======== SUPPLIED RECORDS ========
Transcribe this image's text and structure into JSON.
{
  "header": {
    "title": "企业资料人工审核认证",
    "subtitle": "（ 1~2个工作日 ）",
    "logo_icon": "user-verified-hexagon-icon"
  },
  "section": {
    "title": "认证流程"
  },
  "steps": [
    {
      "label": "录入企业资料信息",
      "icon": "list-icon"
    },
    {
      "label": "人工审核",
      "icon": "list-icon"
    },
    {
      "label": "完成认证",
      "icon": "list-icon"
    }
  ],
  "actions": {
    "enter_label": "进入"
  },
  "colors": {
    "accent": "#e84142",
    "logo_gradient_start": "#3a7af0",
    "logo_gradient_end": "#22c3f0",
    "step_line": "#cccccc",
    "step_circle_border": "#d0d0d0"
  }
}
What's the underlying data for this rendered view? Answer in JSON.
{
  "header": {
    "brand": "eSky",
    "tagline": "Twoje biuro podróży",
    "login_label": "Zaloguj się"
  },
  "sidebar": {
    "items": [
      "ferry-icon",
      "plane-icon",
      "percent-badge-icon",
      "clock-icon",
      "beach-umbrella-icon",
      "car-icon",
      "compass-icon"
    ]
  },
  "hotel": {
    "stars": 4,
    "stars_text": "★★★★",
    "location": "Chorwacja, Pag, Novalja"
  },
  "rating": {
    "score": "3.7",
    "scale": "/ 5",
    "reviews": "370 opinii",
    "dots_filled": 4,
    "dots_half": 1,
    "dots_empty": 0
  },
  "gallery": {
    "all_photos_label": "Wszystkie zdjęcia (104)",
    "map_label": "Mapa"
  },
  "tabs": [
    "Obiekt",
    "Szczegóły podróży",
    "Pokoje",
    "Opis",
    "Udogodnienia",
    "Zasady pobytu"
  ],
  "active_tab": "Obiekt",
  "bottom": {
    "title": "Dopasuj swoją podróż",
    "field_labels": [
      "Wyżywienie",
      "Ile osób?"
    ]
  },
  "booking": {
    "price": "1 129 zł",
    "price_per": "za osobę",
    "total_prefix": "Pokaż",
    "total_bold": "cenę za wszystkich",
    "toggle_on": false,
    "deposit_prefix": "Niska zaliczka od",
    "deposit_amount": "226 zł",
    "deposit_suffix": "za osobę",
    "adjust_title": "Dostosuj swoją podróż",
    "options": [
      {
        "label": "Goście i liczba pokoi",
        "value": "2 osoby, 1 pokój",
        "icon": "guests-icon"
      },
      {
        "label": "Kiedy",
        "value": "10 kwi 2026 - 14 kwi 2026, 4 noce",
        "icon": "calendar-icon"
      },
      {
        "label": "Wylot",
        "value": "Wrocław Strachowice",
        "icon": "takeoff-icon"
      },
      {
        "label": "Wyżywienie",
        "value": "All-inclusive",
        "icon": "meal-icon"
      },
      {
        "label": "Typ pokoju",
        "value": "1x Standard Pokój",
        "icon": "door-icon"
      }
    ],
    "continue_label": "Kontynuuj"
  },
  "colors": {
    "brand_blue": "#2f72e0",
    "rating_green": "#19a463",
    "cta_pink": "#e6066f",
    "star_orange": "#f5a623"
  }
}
========
• [SHORT EXERCISE]
Read the entries above, then pull out the lines that include "podróży".

• [EXERCISE SOLUTION]
    "tagline": "Twoje biuro podróży",
    "Szczegóły podróży",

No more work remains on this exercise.